_Recorded data_
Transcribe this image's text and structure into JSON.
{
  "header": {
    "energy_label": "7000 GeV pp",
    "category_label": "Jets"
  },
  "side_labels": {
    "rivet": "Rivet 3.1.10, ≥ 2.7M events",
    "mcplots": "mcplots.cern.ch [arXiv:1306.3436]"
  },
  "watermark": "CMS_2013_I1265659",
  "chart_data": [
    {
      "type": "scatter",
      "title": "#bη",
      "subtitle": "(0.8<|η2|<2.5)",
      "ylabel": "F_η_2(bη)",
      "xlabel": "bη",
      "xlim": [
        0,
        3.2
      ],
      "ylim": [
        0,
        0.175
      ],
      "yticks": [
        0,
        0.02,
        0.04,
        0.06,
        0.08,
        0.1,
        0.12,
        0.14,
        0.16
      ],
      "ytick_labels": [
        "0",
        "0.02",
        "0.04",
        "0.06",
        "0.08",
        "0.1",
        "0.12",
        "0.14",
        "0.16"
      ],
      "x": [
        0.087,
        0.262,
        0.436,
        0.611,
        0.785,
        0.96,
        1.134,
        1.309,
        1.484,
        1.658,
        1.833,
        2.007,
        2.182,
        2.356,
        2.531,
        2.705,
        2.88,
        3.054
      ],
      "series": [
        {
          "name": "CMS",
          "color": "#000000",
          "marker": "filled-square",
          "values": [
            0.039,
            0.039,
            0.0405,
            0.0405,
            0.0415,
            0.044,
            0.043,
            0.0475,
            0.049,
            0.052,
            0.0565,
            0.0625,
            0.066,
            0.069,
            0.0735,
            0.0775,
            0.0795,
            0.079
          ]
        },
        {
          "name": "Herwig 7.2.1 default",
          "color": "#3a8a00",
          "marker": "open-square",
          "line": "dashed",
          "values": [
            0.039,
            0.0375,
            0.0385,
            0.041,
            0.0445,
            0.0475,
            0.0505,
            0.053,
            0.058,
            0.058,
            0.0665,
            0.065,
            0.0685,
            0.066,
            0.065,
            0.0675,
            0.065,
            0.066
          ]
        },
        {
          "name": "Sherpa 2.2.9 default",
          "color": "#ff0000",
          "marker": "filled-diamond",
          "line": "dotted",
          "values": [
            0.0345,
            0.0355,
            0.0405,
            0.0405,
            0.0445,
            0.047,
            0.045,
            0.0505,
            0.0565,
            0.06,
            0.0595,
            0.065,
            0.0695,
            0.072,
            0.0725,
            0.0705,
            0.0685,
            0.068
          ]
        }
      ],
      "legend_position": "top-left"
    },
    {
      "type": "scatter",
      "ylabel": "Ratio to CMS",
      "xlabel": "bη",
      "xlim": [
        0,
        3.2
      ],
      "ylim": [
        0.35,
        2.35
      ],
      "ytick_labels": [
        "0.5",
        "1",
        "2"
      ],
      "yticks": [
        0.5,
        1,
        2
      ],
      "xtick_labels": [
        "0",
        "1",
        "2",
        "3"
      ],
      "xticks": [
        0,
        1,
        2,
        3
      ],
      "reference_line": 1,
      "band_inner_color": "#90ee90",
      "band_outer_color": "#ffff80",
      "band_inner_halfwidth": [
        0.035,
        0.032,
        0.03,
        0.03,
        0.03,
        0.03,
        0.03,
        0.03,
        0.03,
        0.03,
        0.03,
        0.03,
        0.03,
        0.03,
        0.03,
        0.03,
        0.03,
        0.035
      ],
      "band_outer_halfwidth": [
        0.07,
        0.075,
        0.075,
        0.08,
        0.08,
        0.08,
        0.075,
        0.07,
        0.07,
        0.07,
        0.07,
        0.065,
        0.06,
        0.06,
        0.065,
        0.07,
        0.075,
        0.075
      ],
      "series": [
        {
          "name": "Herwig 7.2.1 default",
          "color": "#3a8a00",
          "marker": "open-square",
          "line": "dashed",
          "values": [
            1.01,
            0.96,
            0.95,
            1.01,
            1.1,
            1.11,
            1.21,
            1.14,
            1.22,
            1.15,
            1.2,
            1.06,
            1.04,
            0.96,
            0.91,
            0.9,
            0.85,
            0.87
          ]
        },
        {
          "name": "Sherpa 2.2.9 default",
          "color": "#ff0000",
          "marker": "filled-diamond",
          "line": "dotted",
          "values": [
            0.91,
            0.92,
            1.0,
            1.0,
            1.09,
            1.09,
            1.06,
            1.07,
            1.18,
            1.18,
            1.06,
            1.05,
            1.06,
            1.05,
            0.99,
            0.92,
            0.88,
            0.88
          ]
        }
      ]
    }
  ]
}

_Task goal_
Copy out the material word for word and line for line.

_Written solution_
Transcribe this image's text and structure into JSON.
{
  "header": {
    "energy_label": "7000 GeV pp",
    "category_label": "Jets"
  },
  "side_labels": {
    "rivet": "Rivet 3.1.10, ≥ 2.7M events",
    "mcplots": "mcplots.cern.ch [arXiv:1306.3436]"
  },
  "watermark": "CMS_2013_I1265659",
  "chart_data": [
    {
      "type": "scatter",
      "title": "#bη",
      "subtitle": "(0.8<|η2|<2.5)",
      "ylabel": "F_η_2(bη)",
      "xlabel": "bη",
      "xlim": [
        0,
        3.2
      ],
      "ylim": [
        0,
        0.175
      ],
      "yticks": [
        0,
        0.02,
        0.04,
        0.06,
        0.08,
        0.1,
        0.12,
        0.14,
        0.16
      ],
      "ytick_labels": [
        "0",
        "0.02",
        "0.04",
        "0.06",
        "0.08",
        "0.1",
        "0.12",
        "0.14",
        "0.16"
      ],
      "x": [
        0.087,
        0.262,
        0.436,
        0.611,
        0.785,
        0.96,
        1.134,
        1.309,
        1.484,
        1.658,
        1.833,
        2.007,
        2.182,
        2.356,
        2.531,
        2.705,
        2.88,
        3.054
      ],
      "series": [
        {
          "name": "CMS",
          "color": "#000000",
          "marker": "filled-square",
          "values": [
            0.039,
            0.039,
            0.0405,
            0.0405,
            0.0415,
            0.044,
            0.043,
            0.0475,
            0.049,
            0.052,
            0.0565,
            0.0625,
            0.066,
            0.069,
            0.0735,
            0.0775,
            0.0795,
            0.079
          ]
        },
        {
          "name": "Herwig 7.2.1 default",
          "color": "#3a8a00",
          "marker": "open-square",
          "line": "dashed",
          "values": [
            0.039,
            0.0375,
            0.0385,
            0.041,
            0.0445,
            0.0475,
            0.0505,
            0.053,
            0.058,
            0.058,
            0.0665,
            0.065,
            0.0685,
            0.066,
            0.065,
            0.0675,
            0.065,
            0.066
          ]
        },
        {
          "name": "Sherpa 2.2.9 default",
          "color": "#ff0000",
          "marker": "filled-diamond",
          "line": "dotted",
          "values": [
            0.0345,
            0.0355,
            0.0405,
            0.0405,
            0.0445,
            0.047,
            0.045,
            0.0505,
            0.0565,
            0.06,
            0.0595,
            0.065,
            0.0695,
            0.072,
            0.0725,
            0.0705,
            0.0685,
            0.068
          ]
        }
      ],
      "legend_position": "top-left"
    },
    {
      "type": "scatter",
      "ylabel": "Ratio to CMS",
      "xlabel": "bη",
      "xlim": [
        0,
        3.2
      ],
      "ylim": [
        0.35,
        2.35
      ],
      "ytick_labels": [
        "0.5",
        "1",
        "2"
      ],
      "yticks": [
        0.5,
        1,
        2
      ],
      "xtick_labels": [
        "0",
        "1",
        "2",
        "3"
      ],
      "xticks": [
        0,
        1,
        2,
        3
      ],
      "reference_line": 1,
      "band_inner_color": "#90ee90",
      "band_outer_color": "#ffff80",
      "band_inner_halfwidth": [
        0.035,
        0.032,
        0.03,
        0.03,
        0.03,
        0.03,
        0.03,
        0.03,
        0.03,
        0.03,
        0.03,
        0.03,
        0.03,
        0.03,
        0.03,
        0.03,
        0.03,
        0.035
      ],
      "band_outer_halfwidth": [
        0.07,
        0.075,
        0.075,
        0.08,
        0.08,
        0.08,
        0.075,
        0.07,
        0.07,
        0.07,
        0.07,
        0.065,
        0.06,
        0.06,
        0.065,
        0.07,
        0.075,
        0.075
      ],
      "series": [
        {
          "name": "Herwig 7.2.1 default",
          "color": "#3a8a00",
          "marker": "open-square",
          "line": "dashed",
          "values": [
            1.01,
            0.96,
            0.95,
            1.01,
            1.1,
            1.11,
            1.21,
            1.14,
            1.22,
            1.15,
            1.2,
            1.06,
            1.04,
            0.96,
            0.91,
            0.9,
            0.85,
            0.87
          ]
        },
        {
          "name": "Sherpa 2.2.9 default",
          "color": "#ff0000",
          "marker": "filled-diamond",
          "line": "dotted",
          "values": [
            0.91,
            0.92,
            1.0,
            1.0,
            1.09,
            1.09,
            1.06,
            1.07,
            1.18,
            1.18,
            1.06,
            1.05,
            1.06,
            1.05,
            0.99,
            0.92,
            0.88,
            0.88
          ]
        }
      ]
    }
  ]
}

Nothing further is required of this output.